**Text segment:**
- Opening Delimiter -
After reading the delightful Drawn From Memory, I could not wait to pick up Drawn From Life by E.H. Shepard. While the first book focuses on one year of Shepard’s childhood, this volume lets us follow him through more than a decade of his life, from the death of his beloved mother when he was ten to school and then art school, right up to his marriage in his early twenties.
Because of the large time period covered in this book, Shepard does not linger lovingly over small events the way he did in Drawn From Memory. Or rather he does, but not as frequently. He tells of the time spent living with his aunts immediately after his mother’s death, of his school days, of his joyous family holidays in France, Germany, and various regions of England, and of his beginnings as an artist. I loved hearing about his time at art school and his first (shared) studio. Shepard and his friends do not seem to have had any pretentions of artistic grandeur. They come across as nice middle class boys and girls, working very hard to earn a living with their pens, pencils, and brushes. Luckily, there seem to have been plenty of contests with cash prizes and scholarship awards to help keep them afloat.
- Closing Delimiter -
(Data excerpts)
- Opening Delimiter -
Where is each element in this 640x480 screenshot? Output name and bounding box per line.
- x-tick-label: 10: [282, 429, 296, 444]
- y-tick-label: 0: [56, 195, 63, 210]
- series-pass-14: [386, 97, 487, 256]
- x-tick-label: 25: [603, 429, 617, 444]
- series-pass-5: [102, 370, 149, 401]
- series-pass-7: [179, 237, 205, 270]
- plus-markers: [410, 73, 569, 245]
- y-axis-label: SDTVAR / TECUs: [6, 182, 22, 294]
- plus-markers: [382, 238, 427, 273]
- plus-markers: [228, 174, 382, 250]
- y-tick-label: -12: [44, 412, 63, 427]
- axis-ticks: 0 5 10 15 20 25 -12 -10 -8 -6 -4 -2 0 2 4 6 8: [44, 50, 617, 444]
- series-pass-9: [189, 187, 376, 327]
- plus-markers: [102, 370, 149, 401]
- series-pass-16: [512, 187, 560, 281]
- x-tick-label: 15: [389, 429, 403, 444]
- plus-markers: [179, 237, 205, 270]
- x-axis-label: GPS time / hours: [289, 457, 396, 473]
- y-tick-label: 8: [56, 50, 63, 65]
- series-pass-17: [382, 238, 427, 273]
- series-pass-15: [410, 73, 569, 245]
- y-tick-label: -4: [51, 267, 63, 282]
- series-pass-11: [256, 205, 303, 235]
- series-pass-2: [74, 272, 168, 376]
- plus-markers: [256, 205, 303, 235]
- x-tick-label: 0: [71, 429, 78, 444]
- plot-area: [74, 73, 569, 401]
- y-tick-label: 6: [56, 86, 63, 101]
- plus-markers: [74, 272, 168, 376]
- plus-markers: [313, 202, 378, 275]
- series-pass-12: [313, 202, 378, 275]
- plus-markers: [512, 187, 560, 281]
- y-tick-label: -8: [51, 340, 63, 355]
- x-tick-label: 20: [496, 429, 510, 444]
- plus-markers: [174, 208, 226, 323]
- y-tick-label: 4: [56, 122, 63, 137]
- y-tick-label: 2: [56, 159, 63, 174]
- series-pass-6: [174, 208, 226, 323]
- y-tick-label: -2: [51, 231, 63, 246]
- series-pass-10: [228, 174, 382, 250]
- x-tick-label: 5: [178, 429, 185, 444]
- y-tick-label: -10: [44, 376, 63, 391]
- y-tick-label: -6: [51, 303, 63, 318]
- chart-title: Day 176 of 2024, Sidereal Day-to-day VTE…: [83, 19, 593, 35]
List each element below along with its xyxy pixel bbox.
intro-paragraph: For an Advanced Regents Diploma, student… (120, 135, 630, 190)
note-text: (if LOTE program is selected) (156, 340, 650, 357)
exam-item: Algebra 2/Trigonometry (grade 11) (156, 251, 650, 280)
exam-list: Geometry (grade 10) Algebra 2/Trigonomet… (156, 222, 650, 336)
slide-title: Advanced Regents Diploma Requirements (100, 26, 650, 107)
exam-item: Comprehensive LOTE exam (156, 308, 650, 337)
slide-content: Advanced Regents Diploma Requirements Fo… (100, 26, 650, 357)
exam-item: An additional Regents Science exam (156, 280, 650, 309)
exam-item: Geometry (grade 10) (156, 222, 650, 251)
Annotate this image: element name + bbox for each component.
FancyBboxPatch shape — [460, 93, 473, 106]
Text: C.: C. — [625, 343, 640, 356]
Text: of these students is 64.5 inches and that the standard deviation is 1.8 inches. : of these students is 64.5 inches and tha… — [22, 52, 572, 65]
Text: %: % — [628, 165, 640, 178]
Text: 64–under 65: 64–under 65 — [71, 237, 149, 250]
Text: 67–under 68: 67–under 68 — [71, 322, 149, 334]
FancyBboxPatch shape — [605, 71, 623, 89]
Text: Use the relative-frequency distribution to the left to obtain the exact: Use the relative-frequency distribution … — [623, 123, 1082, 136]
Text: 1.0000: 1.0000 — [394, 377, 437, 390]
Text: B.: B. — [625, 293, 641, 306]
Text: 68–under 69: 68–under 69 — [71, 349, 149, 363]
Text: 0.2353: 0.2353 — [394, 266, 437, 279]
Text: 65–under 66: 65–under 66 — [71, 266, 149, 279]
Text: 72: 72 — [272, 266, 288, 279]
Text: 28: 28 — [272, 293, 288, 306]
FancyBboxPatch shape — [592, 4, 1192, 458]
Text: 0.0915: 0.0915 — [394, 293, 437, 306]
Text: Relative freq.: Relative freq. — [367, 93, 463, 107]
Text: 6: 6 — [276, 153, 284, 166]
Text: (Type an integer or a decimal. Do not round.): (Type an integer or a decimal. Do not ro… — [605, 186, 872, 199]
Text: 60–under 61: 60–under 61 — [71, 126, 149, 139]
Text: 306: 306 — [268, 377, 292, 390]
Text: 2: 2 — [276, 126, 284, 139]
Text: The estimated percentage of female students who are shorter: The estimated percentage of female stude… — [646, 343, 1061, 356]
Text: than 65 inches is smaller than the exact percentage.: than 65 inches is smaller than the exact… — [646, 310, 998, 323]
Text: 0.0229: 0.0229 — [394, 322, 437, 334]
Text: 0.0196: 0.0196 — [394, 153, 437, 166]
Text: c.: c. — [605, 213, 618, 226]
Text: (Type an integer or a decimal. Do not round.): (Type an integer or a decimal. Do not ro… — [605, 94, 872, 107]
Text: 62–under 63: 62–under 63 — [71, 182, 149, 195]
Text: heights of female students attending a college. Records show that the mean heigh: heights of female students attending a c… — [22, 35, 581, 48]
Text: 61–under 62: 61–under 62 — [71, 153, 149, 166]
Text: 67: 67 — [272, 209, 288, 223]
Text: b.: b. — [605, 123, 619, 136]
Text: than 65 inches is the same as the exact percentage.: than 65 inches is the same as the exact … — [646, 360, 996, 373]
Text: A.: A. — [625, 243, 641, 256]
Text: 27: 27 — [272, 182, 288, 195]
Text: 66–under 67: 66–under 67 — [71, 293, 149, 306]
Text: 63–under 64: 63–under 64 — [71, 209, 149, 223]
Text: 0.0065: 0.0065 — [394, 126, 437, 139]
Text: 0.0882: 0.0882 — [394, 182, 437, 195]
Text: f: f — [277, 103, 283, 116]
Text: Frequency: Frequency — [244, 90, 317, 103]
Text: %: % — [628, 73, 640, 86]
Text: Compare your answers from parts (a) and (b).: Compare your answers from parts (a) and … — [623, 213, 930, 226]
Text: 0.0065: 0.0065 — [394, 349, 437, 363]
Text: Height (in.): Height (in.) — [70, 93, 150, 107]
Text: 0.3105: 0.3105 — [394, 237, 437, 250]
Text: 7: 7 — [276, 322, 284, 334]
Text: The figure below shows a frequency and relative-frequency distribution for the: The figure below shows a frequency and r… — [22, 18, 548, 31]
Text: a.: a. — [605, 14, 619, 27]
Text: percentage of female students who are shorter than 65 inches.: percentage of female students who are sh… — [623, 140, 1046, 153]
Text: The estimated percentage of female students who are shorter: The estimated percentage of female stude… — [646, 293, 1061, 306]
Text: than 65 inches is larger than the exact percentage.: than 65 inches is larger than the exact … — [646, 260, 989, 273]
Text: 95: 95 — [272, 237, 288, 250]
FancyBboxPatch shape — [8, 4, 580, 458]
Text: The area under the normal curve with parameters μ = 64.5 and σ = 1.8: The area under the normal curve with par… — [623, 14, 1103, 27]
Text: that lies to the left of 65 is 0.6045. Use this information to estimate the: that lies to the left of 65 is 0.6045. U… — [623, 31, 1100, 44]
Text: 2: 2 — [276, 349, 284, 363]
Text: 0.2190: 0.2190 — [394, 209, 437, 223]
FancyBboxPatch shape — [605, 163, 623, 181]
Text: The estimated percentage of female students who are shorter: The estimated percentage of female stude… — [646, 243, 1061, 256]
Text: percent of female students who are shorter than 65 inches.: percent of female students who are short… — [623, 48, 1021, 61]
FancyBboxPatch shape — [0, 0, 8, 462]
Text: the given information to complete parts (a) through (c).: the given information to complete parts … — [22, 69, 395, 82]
- Closing Delimiter -
**Exercise A:** Echo the passage of the review of Drawn From Life that begins with the words "Because of the" and ends after "keep them afloat.".
**Exercise B:** Write what comes next in the review of E.H. Shepard's Drawn From Life, starting after its last sentence.

**Task response A:**
Because of the large time period covered in this book, Shepard does not linger lovingly over small events the way he did in Drawn From Memory. Or rather he does, but not as frequently. He tells of the time spent living with his aunts immediately after his mother’s death, of his school days, of his joyous family holidays in France, Germany, and various regions of England, and of his beginnings as an artist. I loved hearing about his time at art school and his first (shared) studio. Shepard and his friends do not seem to have had any pretentions of artistic grandeur. They come across as nice middle class boys and girls, working very hard to earn a living with their pens, pencils, and brushes. Luckily, there seem to have been plenty of contests with cash prizes and scholarship awards to help keep them afloat.

**Task response B:**
The book picks up some structure towards the end, after Shepard realises he is in love with his close friend and fellow art student, Florence Chaplin. Tortured by this revelation, he makes himself almost sick during a summer holiday, pondering all the reasons why he can never tell Florence of his love: she is cleverer than him, she is three years older than him, and, even if she would have him, how could he, with no steady income, support a wife? Thankfully, this angst-ridden holiday ends with a visit to a close family friend, a woman who wisely reprimands Shepard for his black outlook and reminds him that “no girl ever minds being told she is loved”. Florence, or Pie as she is known (Shepard’s own nickname was Kip), isn’t quite as sure of her own feelings when Shepard declares himself but she soon realises that friendship has also turned to love on her side. Pooling their joint earnings (Florence was working on a mural at Guy’s Hospital at the time), the two decide to marry.
One of the most touching things about these final chapters, as Shepard and Florence prepare to start their new life together in a small cottage outside of London, is how closely involved Shepard’s siblings are in the preparations for his wedding. After their father’s death, the three Shepard siblings lived together. Though Ernest was the youngest, he was the first to marry and both Edith and Cyril were delighted for him. On the day of his engagement, Shepard describes coming home and spending the night talking over his future with Cyril in the bedroom they shared. Once he takes the lease on a decrepit cottage in the country, both Edith and Cyril commit themselves to helping him make it not just habitable but cosy: Edith and Ernest camp in the cottage while the work is being done, with Cyril coming down from London on the weekends to help. They are a close-knit trio and it is wonderful to see that the sibling affection from childhood only intensified with age.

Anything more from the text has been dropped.